What to produce
Each record needs to be echoed exactly; can you do that?

Information shown
☆ ☆ ☆ ☆

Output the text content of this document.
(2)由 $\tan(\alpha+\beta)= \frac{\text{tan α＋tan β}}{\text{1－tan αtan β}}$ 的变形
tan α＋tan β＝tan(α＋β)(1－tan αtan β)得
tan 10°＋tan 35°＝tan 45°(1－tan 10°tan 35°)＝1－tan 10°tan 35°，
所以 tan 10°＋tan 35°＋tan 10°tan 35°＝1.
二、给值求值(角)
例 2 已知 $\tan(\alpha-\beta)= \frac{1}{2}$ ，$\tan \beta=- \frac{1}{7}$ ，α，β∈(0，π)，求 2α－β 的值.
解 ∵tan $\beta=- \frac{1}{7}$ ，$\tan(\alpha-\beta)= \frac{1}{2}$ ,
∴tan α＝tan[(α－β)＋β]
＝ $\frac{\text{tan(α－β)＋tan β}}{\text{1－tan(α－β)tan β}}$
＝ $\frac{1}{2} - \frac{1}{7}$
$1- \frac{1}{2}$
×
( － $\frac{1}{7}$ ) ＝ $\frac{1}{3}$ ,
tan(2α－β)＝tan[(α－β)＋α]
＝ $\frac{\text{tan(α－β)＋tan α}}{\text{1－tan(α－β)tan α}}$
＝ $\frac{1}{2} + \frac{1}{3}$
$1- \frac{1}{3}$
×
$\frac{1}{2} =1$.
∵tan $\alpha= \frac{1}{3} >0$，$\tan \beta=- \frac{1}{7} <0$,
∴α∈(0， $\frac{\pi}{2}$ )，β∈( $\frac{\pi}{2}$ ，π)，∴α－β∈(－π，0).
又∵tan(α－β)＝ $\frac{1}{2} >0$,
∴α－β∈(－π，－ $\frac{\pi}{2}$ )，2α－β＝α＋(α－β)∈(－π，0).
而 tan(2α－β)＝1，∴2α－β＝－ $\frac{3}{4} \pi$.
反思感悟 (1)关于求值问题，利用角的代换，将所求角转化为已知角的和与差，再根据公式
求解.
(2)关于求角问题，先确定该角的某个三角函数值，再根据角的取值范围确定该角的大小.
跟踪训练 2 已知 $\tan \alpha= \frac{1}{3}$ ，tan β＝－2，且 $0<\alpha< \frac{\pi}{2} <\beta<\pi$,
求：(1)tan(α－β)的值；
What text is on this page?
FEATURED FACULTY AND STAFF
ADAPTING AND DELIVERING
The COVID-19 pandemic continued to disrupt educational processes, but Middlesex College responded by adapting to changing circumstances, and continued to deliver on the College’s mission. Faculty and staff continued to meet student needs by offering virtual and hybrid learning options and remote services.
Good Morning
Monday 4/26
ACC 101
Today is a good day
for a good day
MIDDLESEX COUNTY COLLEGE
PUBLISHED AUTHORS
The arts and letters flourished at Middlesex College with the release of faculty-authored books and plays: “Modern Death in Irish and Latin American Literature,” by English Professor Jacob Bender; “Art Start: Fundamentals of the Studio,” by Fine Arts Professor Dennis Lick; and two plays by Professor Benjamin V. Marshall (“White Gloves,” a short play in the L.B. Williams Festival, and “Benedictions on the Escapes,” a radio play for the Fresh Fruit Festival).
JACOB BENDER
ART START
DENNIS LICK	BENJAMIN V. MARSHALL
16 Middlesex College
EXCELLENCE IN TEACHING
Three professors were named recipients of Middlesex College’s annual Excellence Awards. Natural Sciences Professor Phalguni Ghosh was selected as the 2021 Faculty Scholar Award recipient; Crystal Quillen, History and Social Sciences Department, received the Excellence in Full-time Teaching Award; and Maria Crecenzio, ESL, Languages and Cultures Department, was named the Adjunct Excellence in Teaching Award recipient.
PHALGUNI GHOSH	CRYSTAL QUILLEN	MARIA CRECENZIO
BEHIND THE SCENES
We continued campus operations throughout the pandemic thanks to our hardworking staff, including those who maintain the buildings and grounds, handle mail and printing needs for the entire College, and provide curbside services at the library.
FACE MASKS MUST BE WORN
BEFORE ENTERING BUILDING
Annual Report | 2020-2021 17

☆ ☆ ☆ ☆

Written answer
Output the text content of this document.
(2)由 $\tan(\alpha+\beta)= \frac{\text{tan α＋tan β}}{\text{1－tan αtan β}}$ 的变形
tan α＋tan β＝tan(α＋β)(1－tan αtan β)得
tan 10°＋tan 35°＝tan 45°(1－tan 10°tan 35°)＝1－tan 10°tan 35°，
所以 tan 10°＋tan 35°＋tan 10°tan 35°＝1.
二、给值求值(角)
例 2 已知 $\tan(\alpha-\beta)= \frac{1}{2}$ ，$\tan \beta=- \frac{1}{7}$ ，α，β∈(0，π)，求 2α－β 的值.
解 ∵tan $\beta=- \frac{1}{7}$ ，$\tan(\alpha-\beta)= \frac{1}{2}$ ,
∴tan α＝tan[(α－β)＋β]
＝ $\frac{\text{tan(α－β)＋tan β}}{\text{1－tan(α－β)tan β}}$
＝ $\frac{1}{2} - \frac{1}{7}$
$1- \frac{1}{2}$
×
( － $\frac{1}{7}$ ) ＝ $\frac{1}{3}$ ,
tan(2α－β)＝tan[(α－β)＋α]
＝ $\frac{\text{tan(α－β)＋tan α}}{\text{1－tan(α－β)tan α}}$
＝ $\frac{1}{2} + \frac{1}{3}$
$1- \frac{1}{3}$
×
$\frac{1}{2} =1$.
∵tan $\alpha= \frac{1}{3} >0$，$\tan \beta=- \frac{1}{7} <0$,
∴α∈(0， $\frac{\pi}{2}$ )，β∈( $\frac{\pi}{2}$ ，π)，∴α－β∈(－π，0).
又∵tan(α－β)＝ $\frac{1}{2} >0$,
∴α－β∈(－π，－ $\frac{\pi}{2}$ )，2α－β＝α＋(α－β)∈(－π，0).
而 tan(2α－β)＝1，∴2α－β＝－ $\frac{3}{4} \pi$.
反思感悟 (1)关于求值问题，利用角的代换，将所求角转化为已知角的和与差，再根据公式
求解.
(2)关于求角问题，先确定该角的某个三角函数值，再根据角的取值范围确定该角的大小.
跟踪训练 2 已知 $\tan \alpha= \frac{1}{3}$ ，tan β＝－2，且 $0<\alpha< \frac{\pi}{2} <\beta<\pi$,
求：(1)tan(α－β)的值；
What text is on this page?
FEATURED FACULTY AND STAFF
ADAPTING AND DELIVERING
The COVID-19 pandemic continued to disrupt educational processes, but Middlesex College responded by adapting to changing circumstances, and continued to deliver on the College’s mission. Faculty and staff continued to meet student needs by offering virtual and hybrid learning options and remote services.
Good Morning
Monday 4/26
ACC 101
Today is a good day
for a good day
MIDDLESEX COUNTY COLLEGE
PUBLISHED AUTHORS
The arts and letters flourished at Middlesex College with the release of faculty-authored books and plays: “Modern Death in Irish and Latin American Literature,” by English Professor Jacob Bender; “Art Start: Fundamentals of the Studio,” by Fine Arts Professor Dennis Lick; and two plays by Professor Benjamin V. Marshall (“White Gloves,” a short play in the L.B. Williams Festival, and “Benedictions on the Escapes,” a radio play for the Fresh Fruit Festival).
JACOB BENDER
ART START
DENNIS LICK	BENJAMIN V. MARSHALL
16 Middlesex College
EXCELLENCE IN TEACHING
Three professors were named recipients of Middlesex College’s annual Excellence Awards. Natural Sciences Professor Phalguni Ghosh was selected as the 2021 Faculty Scholar Award recipient; Crystal Quillen, History and Social Sciences Department, received the Excellence in Full-time Teaching Award; and Maria Crecenzio, ESL, Languages and Cultures Department, was named the Adjunct Excellence in Teaching Award recipient.
PHALGUNI GHOSH	CRYSTAL QUILLEN	MARIA CRECENZIO
BEHIND THE SCENES
We continued campus operations throughout the pandemic thanks to our hardworking staff, including those who maintain the buildings and grounds, handle mail and printing needs for the entire College, and provide curbside services at the library.
FACE MASKS MUST BE WORN
BEFORE ENTERING BUILDING
Annual Report | 2020-2021 17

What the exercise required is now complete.